* _Sağlanan Metin_:
HAYAL ÂLEMİNDE MESAİ

'Sevr, ölüm halinde hasta olan bir ulusun 'Defin ruhsatı' gibi yazılmış olabilir. Fakat Lozan, yalnız bu ruhsatı iptal eden değil, aynı zamanda hasta olmadığını eylemleriyle gösteren bir ulusun sağlık belgesi olmuştur.'' Arnold Toynbee (*)

'Sevr, ölüm halinde hasta olan bir ulusun 'Defin ruhsatı' gibi yazılmış olabilir. Fakat Lozan, yalnız bu ruhsatı iptal eden değil, aynı zamanda hasta olmadığını eylemleriyle gösteren bir ulusun sağlık belgesi olmuştur.''
Arnold Toynbee (*)
**
“Acaba insan, bilinenlerin bilinmezliğinde, Platon’un siyah ve beyaz atları değil de gökkuşağının renklerinde olsa da;

Ne soruların ne de sorunların üstesinden gelebilecek yeterliliğe sahip ol(a)madığından, hayal âleminde mesai yapan ve yol alan birisi olabilir mi?(1)

Bu söz, insanın içsel karmaşasını, toplumla kurduğu ilişkiyi ve yön arayışını derin bir düşünceyle sorgularken, hayal âlemindeki o mesai belki bir kaçış, belki de kendini bulması uğraşısıdır.

Platon’un o atları, ruhun akıl ve arzu arasındaki çekişmesini simgelerken, çağımız insanının çok kimlikli, çok katmanlı bu varoluş biçimi, onun yön duygusunu zayıflatırken kendi arabasının dümenini aramaya itiyor gibi...

* _Sağlanan Veriler_:
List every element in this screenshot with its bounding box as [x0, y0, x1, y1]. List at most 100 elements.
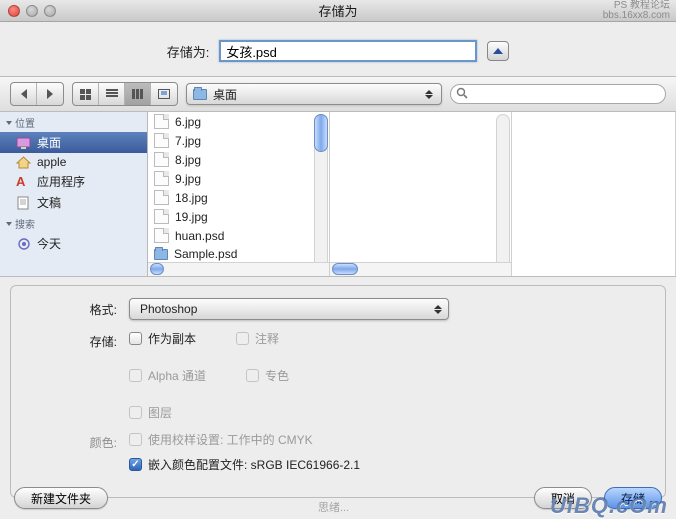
- checkbox-proof: 使用校样设置: 工作中的 CMYK: [129, 431, 649, 448]
- file-row[interactable]: 18.jpg: [148, 188, 329, 207]
- sidebar-item-applications[interactable]: A 应用程序: [0, 171, 147, 192]
- arrow-right-icon: [47, 89, 53, 99]
- h-scrollbar[interactable]: [330, 262, 511, 276]
- chevron-down-icon: [6, 121, 12, 125]
- file-row[interactable]: 19.jpg: [148, 207, 329, 226]
- search-icon: [456, 87, 468, 99]
- view-coverflow-button[interactable]: [151, 83, 177, 105]
- file-name: 19.jpg: [175, 210, 208, 224]
- view-list-button[interactable]: [99, 83, 125, 105]
- file-row[interactable]: Sample.psd▶: [148, 245, 329, 263]
- file-icon: [154, 190, 169, 205]
- h-scroll-thumb[interactable]: [150, 263, 164, 275]
- column-view-icon: [132, 89, 144, 99]
- cancel-button[interactable]: 取消: [534, 487, 592, 509]
- file-browser: 位置 桌面 apple A 应用程序 文稿 搜索 今天 6.jpg 7.jpg 8.…: [0, 112, 676, 277]
- file-icon: [154, 152, 169, 167]
- location-label: 桌面: [213, 86, 237, 103]
- format-label: 格式:: [27, 298, 129, 318]
- nav-segment: [10, 82, 64, 106]
- folder-icon: [154, 249, 168, 260]
- browser-toolbar: 桌面: [0, 76, 676, 112]
- save-as-row: 存储为:: [0, 22, 676, 76]
- file-column-1: 6.jpg 7.jpg 8.jpg 9.jpg 18.jpg 19.jpg huan.psd…: [148, 112, 330, 276]
- file-icon: [154, 133, 169, 148]
- checkbox-label: Alpha 通道: [148, 367, 206, 384]
- checkbox-label: 作为副本: [148, 330, 196, 347]
- sidebar-section-title: 搜索: [15, 216, 35, 231]
- sidebar-section-places[interactable]: 位置: [0, 112, 147, 132]
- file-column-2: [330, 112, 512, 276]
- nav-back-button[interactable]: [11, 83, 37, 105]
- new-folder-button[interactable]: 新建文件夹: [14, 487, 108, 509]
- checkbox-spot: 专色: [246, 367, 289, 384]
- sidebar-item-home[interactable]: apple: [0, 153, 147, 171]
- store-label: 存储:: [27, 330, 129, 350]
- checkbox-as-copy[interactable]: 作为副本: [129, 330, 196, 347]
- sidebar-section-search[interactable]: 搜索: [0, 213, 147, 233]
- file-row[interactable]: 6.jpg: [148, 112, 329, 131]
- sidebar-section-title: 位置: [15, 115, 35, 130]
- checkbox-notes: 注释: [236, 330, 279, 347]
- file-name: Sample.psd: [174, 247, 237, 261]
- h-scroll-thumb[interactable]: [332, 263, 358, 275]
- documents-icon: [16, 196, 31, 209]
- checkbox-checked-icon: [129, 458, 142, 471]
- arrow-left-icon: [21, 89, 27, 99]
- scrollbar-thumb[interactable]: [314, 114, 328, 152]
- format-value: Photoshop: [140, 302, 197, 316]
- checkbox-icon: [236, 332, 249, 345]
- file-column-3: [512, 112, 676, 276]
- desktop-icon: [16, 136, 31, 149]
- file-icon: [154, 171, 169, 186]
- sidebar-item-label: 应用程序: [37, 173, 85, 190]
- nav-forward-button[interactable]: [37, 83, 63, 105]
- updown-icon: [434, 305, 444, 314]
- watermark-top: PS 教程论坛 bbs.16xx8.com: [603, 1, 670, 21]
- format-dropdown[interactable]: Photoshop: [129, 298, 449, 320]
- file-icon: [154, 114, 169, 129]
- sidebar-item-label: 桌面: [37, 134, 61, 151]
- file-row[interactable]: 8.jpg: [148, 150, 329, 169]
- location-dropdown[interactable]: 桌面: [186, 83, 442, 105]
- checkbox-icon: [129, 332, 142, 345]
- view-icon-button[interactable]: [73, 83, 99, 105]
- home-icon: [16, 156, 31, 169]
- window-title: 存储为: [0, 1, 676, 20]
- color-label: 颜色:: [27, 431, 129, 451]
- file-name: 8.jpg: [175, 153, 201, 167]
- file-name: 7.jpg: [175, 134, 201, 148]
- checkbox-layers: 图层: [129, 404, 172, 421]
- file-row[interactable]: 7.jpg: [148, 131, 329, 150]
- titlebar: 存储为 PS 教程论坛 bbs.16xx8.com: [0, 0, 676, 22]
- file-name: 18.jpg: [175, 191, 208, 205]
- file-icon: [154, 209, 169, 224]
- search-input[interactable]: [450, 84, 666, 104]
- applications-icon: A: [16, 175, 31, 188]
- format-panel: 格式: Photoshop 存储: 作为副本 注释 Alpha 通道 专色 图层…: [10, 285, 666, 498]
- disclosure-toggle-button[interactable]: [487, 41, 509, 61]
- sidebar: 位置 桌面 apple A 应用程序 文稿 搜索 今天: [0, 112, 148, 276]
- file-row[interactable]: 9.jpg: [148, 169, 329, 188]
- checkbox-icon: [129, 369, 142, 382]
- save-button[interactable]: 存储: [604, 487, 662, 509]
- view-column-button[interactable]: [125, 83, 151, 105]
- folder-icon: [193, 89, 207, 100]
- checkbox-label: 使用校样设置: 工作中的 CMYK: [148, 431, 313, 448]
- smart-search-icon: [16, 237, 31, 250]
- sidebar-item-documents[interactable]: 文稿: [0, 192, 147, 213]
- file-row[interactable]: huan.psd: [148, 226, 329, 245]
- coverflow-view-icon: [158, 89, 170, 99]
- search-wrap: [450, 84, 666, 104]
- filename-input[interactable]: [219, 40, 477, 62]
- scrollbar-track[interactable]: [496, 114, 510, 274]
- sidebar-item-label: apple: [37, 155, 66, 169]
- svg-text:A: A: [16, 175, 26, 188]
- checkbox-embed-profile[interactable]: 嵌入颜色配置文件: sRGB IEC61966-2.1: [129, 456, 649, 473]
- sidebar-item-today[interactable]: 今天: [0, 233, 147, 254]
- file-icon: [154, 228, 169, 243]
- h-scrollbar[interactable]: [148, 262, 329, 276]
- sidebar-item-desktop[interactable]: 桌面: [0, 132, 147, 153]
- checkbox-icon: [246, 369, 259, 382]
- checkbox-icon: [129, 406, 142, 419]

* _Yapılacaklar_:
1 > Hayal âleminde mesai üzerine yazılmış metne göre Platon'un atları neyi simgeler?
2 > Hayal âleminde mesai üzerine yazılmış metni son cümlesinden sonra sürdürün.

* _Görev Çıktıları_:
1 > Ruhun akıl ve arzu arasındaki çekişmesini simgeler.

2 >
Bhagavad Gita'da insanın etik sorumluluk ile kişisel korkuları arasında yaşadığı çelişkiyi yansıtır. Gerçekten günümüz insanı özellikle toplumsal karmaşada, benzer bir iç savaşın sessiz kurbanı değil midir? Çoğu zaman o sessizliği bir seçim değil de bir mecburiyet! değil midir?

Şerif Titus'un yani TV izleyicinin Taytıs'ı, karşısındakine, “Hayal âleminde fazla mesai yapıyorsun galiba?" (2) dediği o replik, belleklerde ve bireyin üretim ile kaçışı arasındaki durumu özetliyor gibi...

İşte burada,
Türkiye’nin Mesaisi akla geliyor.
Cehalet, biat ve suskunluğa derin bir algı eşlik ederken belki sorunlarımız konuşuluyordur ama her nedense çözümler sistemli biçimde ertelenmeye devam ediyor;

Siyasi kutuplaşmanın ortak aklı bastırıyor olması, bürokrasinin çözümü prosedürde araması,toplumun  “bir şey değişmez” inancıyla sürüklenirken üretmeyi değil de unutmayı öğreniyor olması nasıl izah edilmelidir?

Yaşar Kemal’in dediği gibi:
“Denizde balık bitmez sandılar ama o denizde balık da biter, su da...”
Eğer bakmazsan, umursamazsan ya da su gibi harcarsan toprak da biter, hava da…
Ve sormak gerekmez mi?
Dünyada sersebil harcarsan bitmeyecek bir şey var mı?
Akıl bitince dünyada her şey bitmez mi?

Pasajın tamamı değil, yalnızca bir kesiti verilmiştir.